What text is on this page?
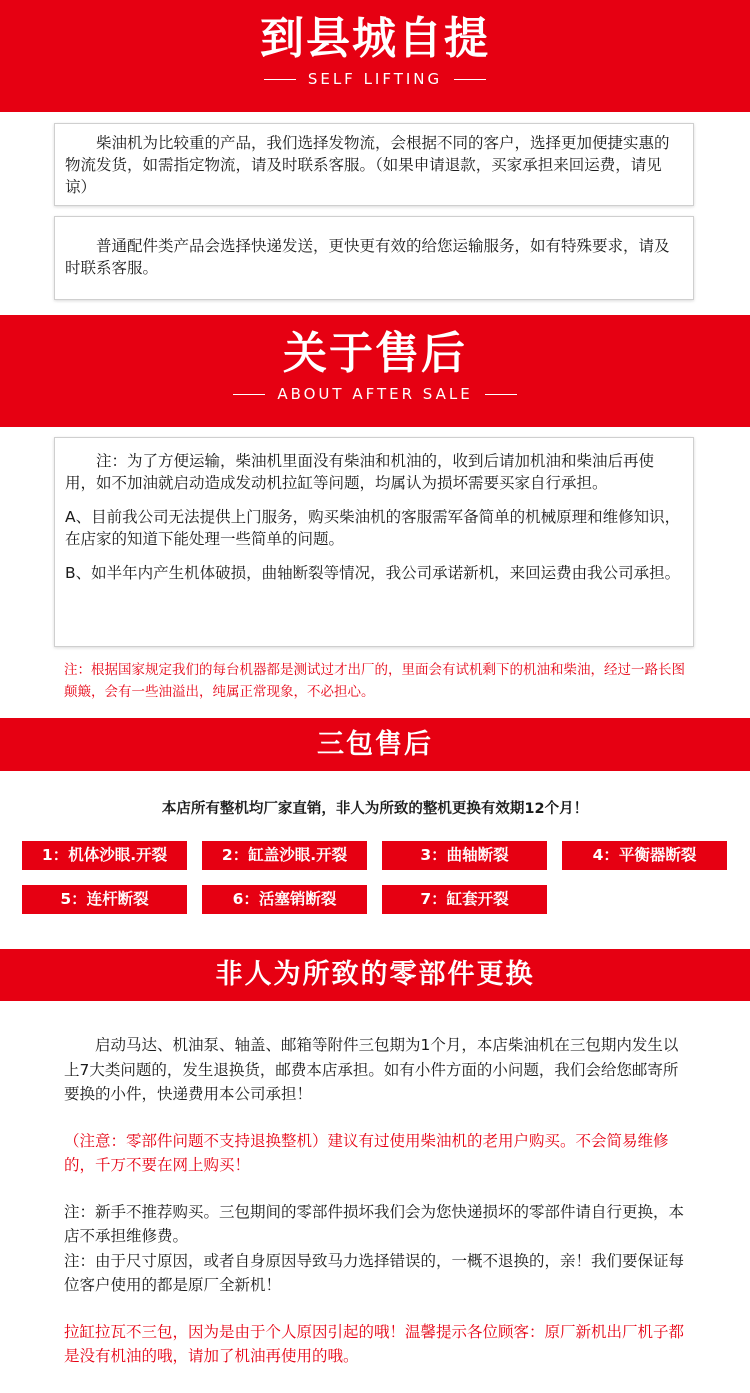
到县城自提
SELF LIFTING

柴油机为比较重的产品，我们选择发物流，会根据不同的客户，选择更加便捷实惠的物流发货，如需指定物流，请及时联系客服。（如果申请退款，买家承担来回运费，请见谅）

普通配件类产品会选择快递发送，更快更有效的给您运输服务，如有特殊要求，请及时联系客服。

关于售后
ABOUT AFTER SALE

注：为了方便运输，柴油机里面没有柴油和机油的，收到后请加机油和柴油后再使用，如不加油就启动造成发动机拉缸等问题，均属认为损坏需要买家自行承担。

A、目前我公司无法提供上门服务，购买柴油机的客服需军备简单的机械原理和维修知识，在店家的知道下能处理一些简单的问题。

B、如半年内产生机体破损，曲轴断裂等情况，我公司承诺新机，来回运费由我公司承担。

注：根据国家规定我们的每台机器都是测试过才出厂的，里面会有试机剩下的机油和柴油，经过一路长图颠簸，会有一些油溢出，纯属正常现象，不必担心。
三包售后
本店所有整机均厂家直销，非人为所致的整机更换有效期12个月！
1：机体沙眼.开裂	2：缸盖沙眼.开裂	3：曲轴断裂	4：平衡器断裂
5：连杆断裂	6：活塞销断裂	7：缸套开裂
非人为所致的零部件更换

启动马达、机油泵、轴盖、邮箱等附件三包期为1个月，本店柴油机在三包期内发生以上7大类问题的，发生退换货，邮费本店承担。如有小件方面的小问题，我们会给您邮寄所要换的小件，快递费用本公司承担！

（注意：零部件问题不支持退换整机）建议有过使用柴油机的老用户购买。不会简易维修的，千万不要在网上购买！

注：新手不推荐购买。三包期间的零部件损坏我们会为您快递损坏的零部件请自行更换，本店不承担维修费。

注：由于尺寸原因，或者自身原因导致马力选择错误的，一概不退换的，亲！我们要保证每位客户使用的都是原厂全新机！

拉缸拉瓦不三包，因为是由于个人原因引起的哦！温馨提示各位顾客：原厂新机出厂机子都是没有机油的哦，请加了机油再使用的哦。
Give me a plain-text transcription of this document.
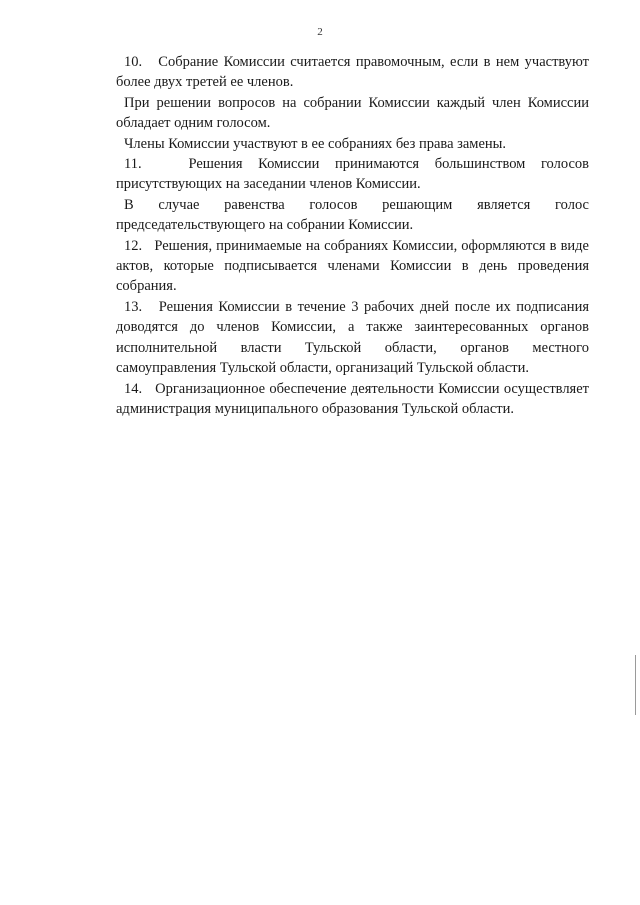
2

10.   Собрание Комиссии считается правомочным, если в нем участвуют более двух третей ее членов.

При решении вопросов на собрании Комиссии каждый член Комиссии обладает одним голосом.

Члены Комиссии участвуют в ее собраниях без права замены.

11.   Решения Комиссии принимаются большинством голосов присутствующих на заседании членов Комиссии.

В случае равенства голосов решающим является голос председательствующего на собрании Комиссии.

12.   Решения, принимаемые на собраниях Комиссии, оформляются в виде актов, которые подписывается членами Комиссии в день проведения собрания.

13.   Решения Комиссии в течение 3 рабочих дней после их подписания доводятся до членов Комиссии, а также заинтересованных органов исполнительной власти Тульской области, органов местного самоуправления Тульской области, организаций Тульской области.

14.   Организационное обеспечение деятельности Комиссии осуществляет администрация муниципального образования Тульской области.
+++
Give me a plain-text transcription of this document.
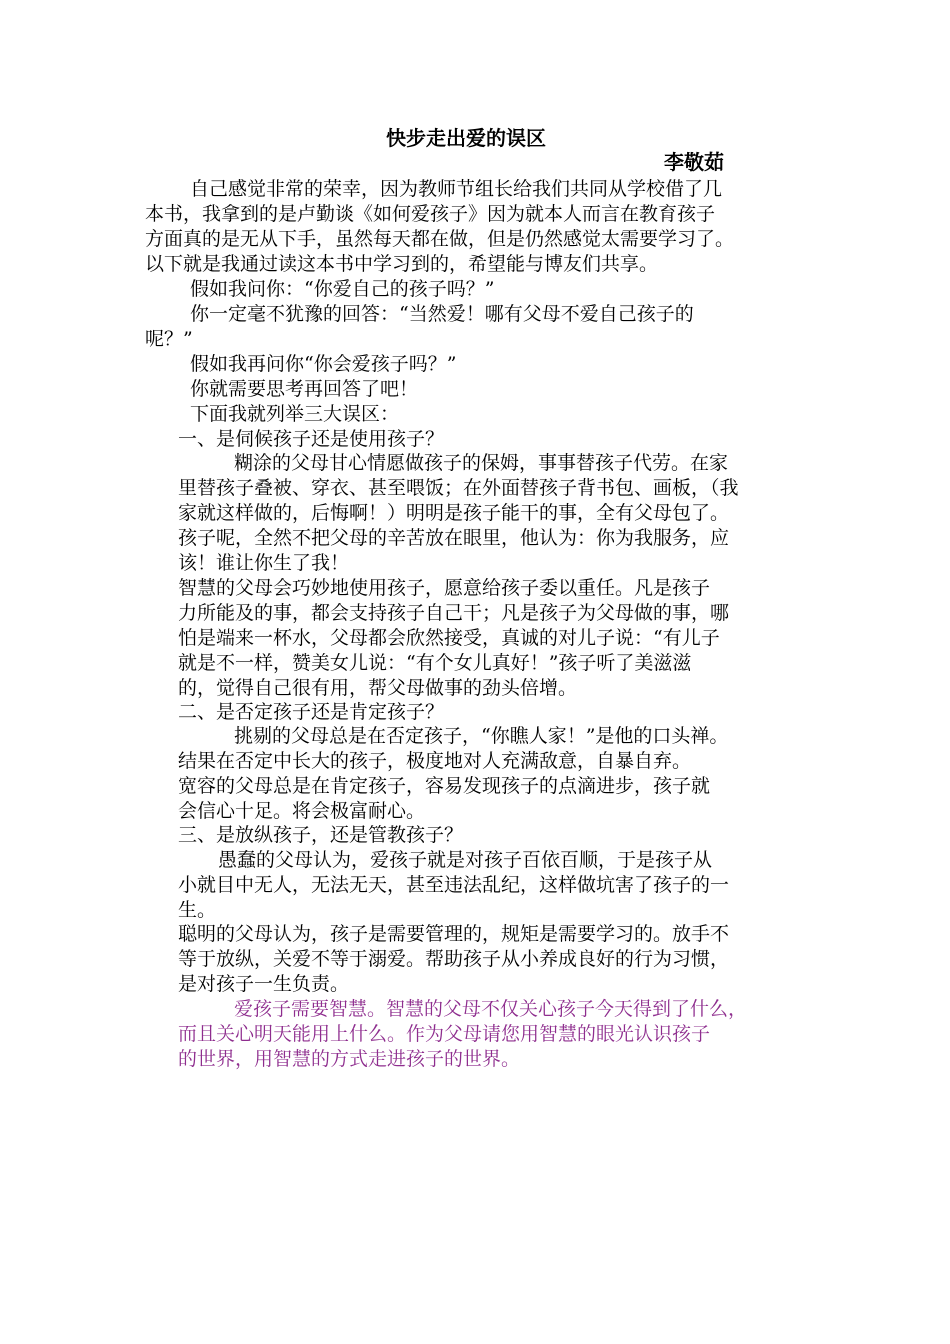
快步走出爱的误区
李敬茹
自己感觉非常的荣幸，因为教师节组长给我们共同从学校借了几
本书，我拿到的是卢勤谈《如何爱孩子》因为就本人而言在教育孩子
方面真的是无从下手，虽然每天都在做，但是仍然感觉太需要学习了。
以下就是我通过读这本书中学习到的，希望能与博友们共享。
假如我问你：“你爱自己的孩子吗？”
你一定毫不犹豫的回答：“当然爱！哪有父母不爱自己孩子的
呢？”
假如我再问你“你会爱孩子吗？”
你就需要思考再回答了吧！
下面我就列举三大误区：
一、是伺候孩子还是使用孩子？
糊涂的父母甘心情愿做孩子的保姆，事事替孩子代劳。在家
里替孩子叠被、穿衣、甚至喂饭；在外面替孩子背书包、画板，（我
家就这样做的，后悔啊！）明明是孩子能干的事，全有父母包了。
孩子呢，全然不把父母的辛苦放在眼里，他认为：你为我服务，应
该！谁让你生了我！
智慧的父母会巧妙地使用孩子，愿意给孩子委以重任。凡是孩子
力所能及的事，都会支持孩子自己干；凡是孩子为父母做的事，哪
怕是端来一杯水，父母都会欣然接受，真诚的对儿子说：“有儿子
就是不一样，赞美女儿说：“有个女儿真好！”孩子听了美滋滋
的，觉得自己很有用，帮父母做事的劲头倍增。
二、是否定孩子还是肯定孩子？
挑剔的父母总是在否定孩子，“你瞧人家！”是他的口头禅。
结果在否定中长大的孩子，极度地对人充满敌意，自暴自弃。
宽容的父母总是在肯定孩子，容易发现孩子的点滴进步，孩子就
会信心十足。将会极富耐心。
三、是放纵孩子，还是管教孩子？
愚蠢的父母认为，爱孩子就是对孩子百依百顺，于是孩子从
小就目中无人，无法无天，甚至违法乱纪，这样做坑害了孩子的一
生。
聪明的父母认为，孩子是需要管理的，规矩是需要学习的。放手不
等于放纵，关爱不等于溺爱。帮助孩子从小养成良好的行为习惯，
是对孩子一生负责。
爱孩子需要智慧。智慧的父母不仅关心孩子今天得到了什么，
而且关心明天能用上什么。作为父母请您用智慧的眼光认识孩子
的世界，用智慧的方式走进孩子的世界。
+++
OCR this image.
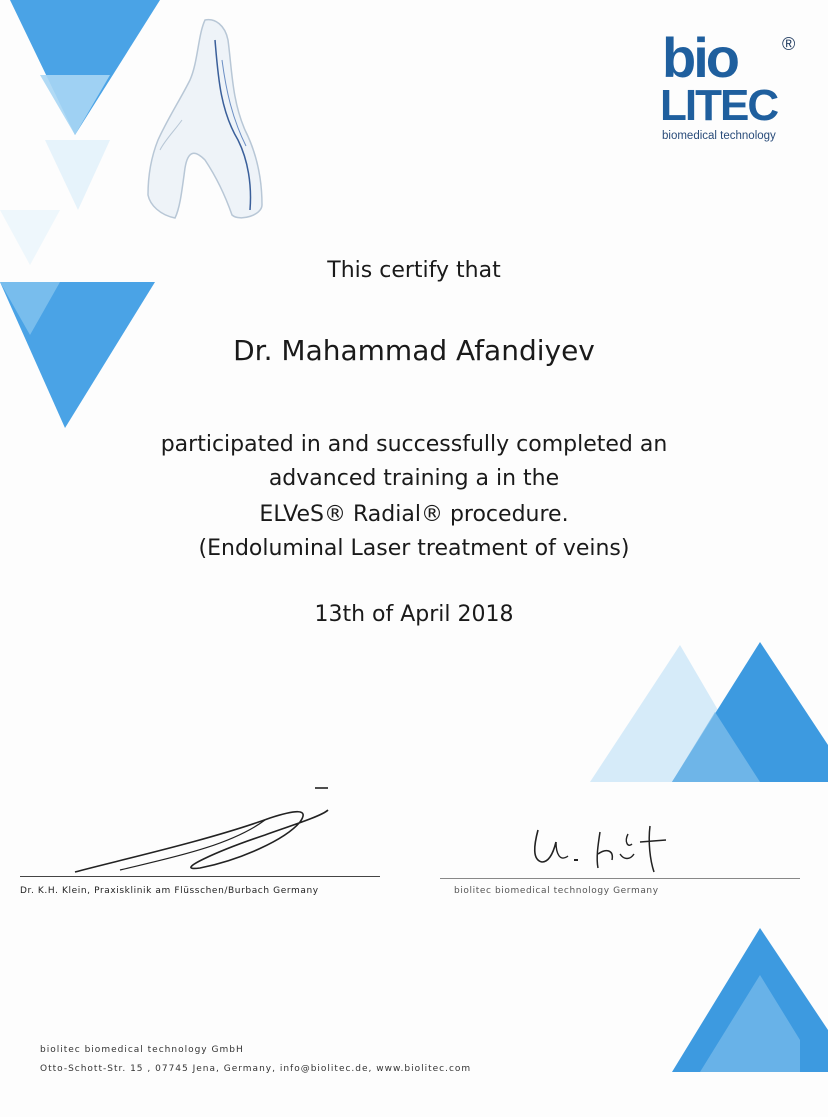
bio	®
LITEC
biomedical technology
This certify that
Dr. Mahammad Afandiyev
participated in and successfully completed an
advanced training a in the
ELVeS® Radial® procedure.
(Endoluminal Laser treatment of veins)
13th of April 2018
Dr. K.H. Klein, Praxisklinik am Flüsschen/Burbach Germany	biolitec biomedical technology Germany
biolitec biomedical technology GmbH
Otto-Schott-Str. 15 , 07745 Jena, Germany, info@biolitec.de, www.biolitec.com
+++
■ **Stated problem**
Take every line from the data above that holds "technology" and copy it out.

■ **Written solution**
biomedical technology
Dr. K.H. Klein, Praxisklinik am Flüsschen/Burbach Germany	biolitec biomedical technology Germany
biolitec biomedical technology GmbH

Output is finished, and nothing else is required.